====== Material for the task
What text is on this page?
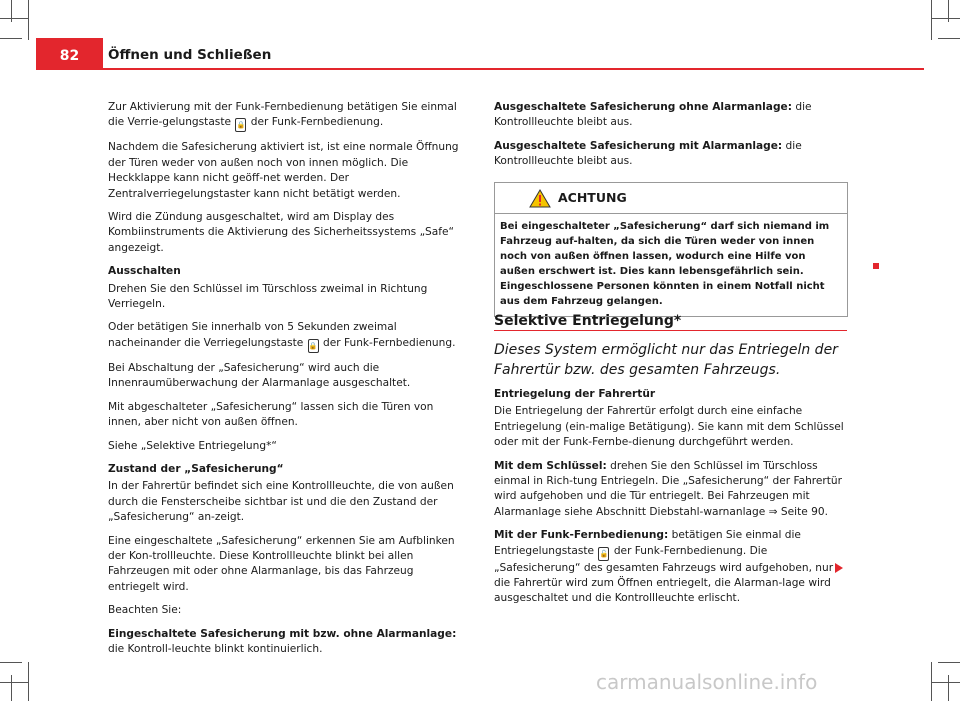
82	Öffnen und Schließen

Zur Aktivierung mit der Funk-Fernbedienung betätigen Sie einmal die Verrie-gelungstaste 🔒 der Funk-Fernbedienung.

Nachdem die Safesicherung aktiviert ist, ist eine normale Öffnung der Türen weder von außen noch von innen möglich. Die Heckklappe kann nicht geöff-net werden. Der Zentralverriegelungstaster kann nicht betätigt werden.

Wird die Zündung ausgeschaltet, wird am Display des Kombiinstruments die Aktivierung des Sicherheitssystems „Safe“ angezeigt.

Ausschalten

Drehen Sie den Schlüssel im Türschloss zweimal in Richtung Verriegeln.

Oder betätigen Sie innerhalb von 5 Sekunden zweimal nacheinander die Verriegelungstaste 🔒 der Funk-Fernbedienung.

Bei Abschaltung der „Safesicherung“ wird auch die Innenraumüberwachung der Alarmanlage ausgeschaltet.

Mit abgeschalteter „Safesicherung“ lassen sich die Türen von innen, aber nicht von außen öffnen.

Siehe „Selektive Entriegelung*“

Zustand der „Safesicherung“

In der Fahrertür befindet sich eine Kontrollleuchte, die von außen durch die Fensterscheibe sichtbar ist und die den Zustand der „Safesicherung“ an-zeigt.

Eine eingeschaltete „Safesicherung“ erkennen Sie am Aufblinken der Kon-trollleuchte. Diese Kontrollleuchte blinkt bei allen Fahrzeugen mit oder ohne Alarmanlage, bis das Fahrzeug entriegelt wird.

Beachten Sie:

Eingeschaltete Safesicherung mit bzw. ohne Alarmanlage: die Kontroll-leuchte blinkt kontinuierlich.

Ausgeschaltete Safesicherung ohne Alarmanlage: die Kontrollleuchte bleibt aus.

Ausgeschaltete Safesicherung mit Alarmanlage: die Kontrollleuchte bleibt aus.

ACHTUNG
Bei eingeschalteter „Safesicherung“ darf sich niemand im Fahrzeug auf-halten, da sich die Türen weder von innen noch von außen öffnen lassen, wodurch eine Hilfe von außen erschwert ist. Dies kann lebensgefährlich sein. Eingeschlossene Personen könnten in einem Notfall nicht aus dem Fahrzeug gelangen.
Selektive Entriegelung*
Dieses System ermöglicht nur das Entriegeln der Fahrertür bzw. des gesamten Fahrzeugs.

Entriegelung der Fahrertür

Die Entriegelung der Fahrertür erfolgt durch eine einfache Entriegelung (ein-malige Betätigung). Sie kann mit dem Schlüssel oder mit der Funk-Fernbe-dienung durchgeführt werden.

Mit dem Schlüssel: drehen Sie den Schlüssel im Türschloss einmal in Rich-tung Entriegeln. Die „Safesicherung“ der Fahrertür wird aufgehoben und die Tür entriegelt. Bei Fahrzeugen mit Alarmanlage siehe Abschnitt Diebstahl-warnanlage ⇒ Seite 90.

Mit der Funk-Fernbedienung: betätigen Sie einmal die Entriegelungstaste 🔓 der Funk-Fernbedienung. Die „Safesicherung“ des gesamten Fahrzeugs wird aufgehoben, nur die Fahrertür wird zum Öffnen entriegelt, die Alarman-lage wird ausgeschaltet und die Kontrollleuchte erlischt.

carmanualsonline.info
============
> _The problem_: Select all lines with the word "nicht" from the entries above.

> _Problem solution_:
Nachdem die Safesicherung aktiviert ist, ist eine normale Öffnung der Türen weder von außen noch von innen möglich. Die Heckklappe kann nicht geöff-net werden. Der Zentralverriegelungstaster kann nicht betätigt werden.
Mit abgeschalteter „Safesicherung“ lassen sich die Türen von innen, aber nicht von außen öffnen.
Bei eingeschalteter „Safesicherung“ darf sich niemand im Fahrzeug auf-halten, da sich die Türen weder von innen noch von außen öffnen lassen, wodurch eine Hilfe von außen erschwert ist. Dies kann lebensgefährlich sein. Eingeschlossene Personen könnten in einem Notfall nicht aus dem Fahrzeug gelangen.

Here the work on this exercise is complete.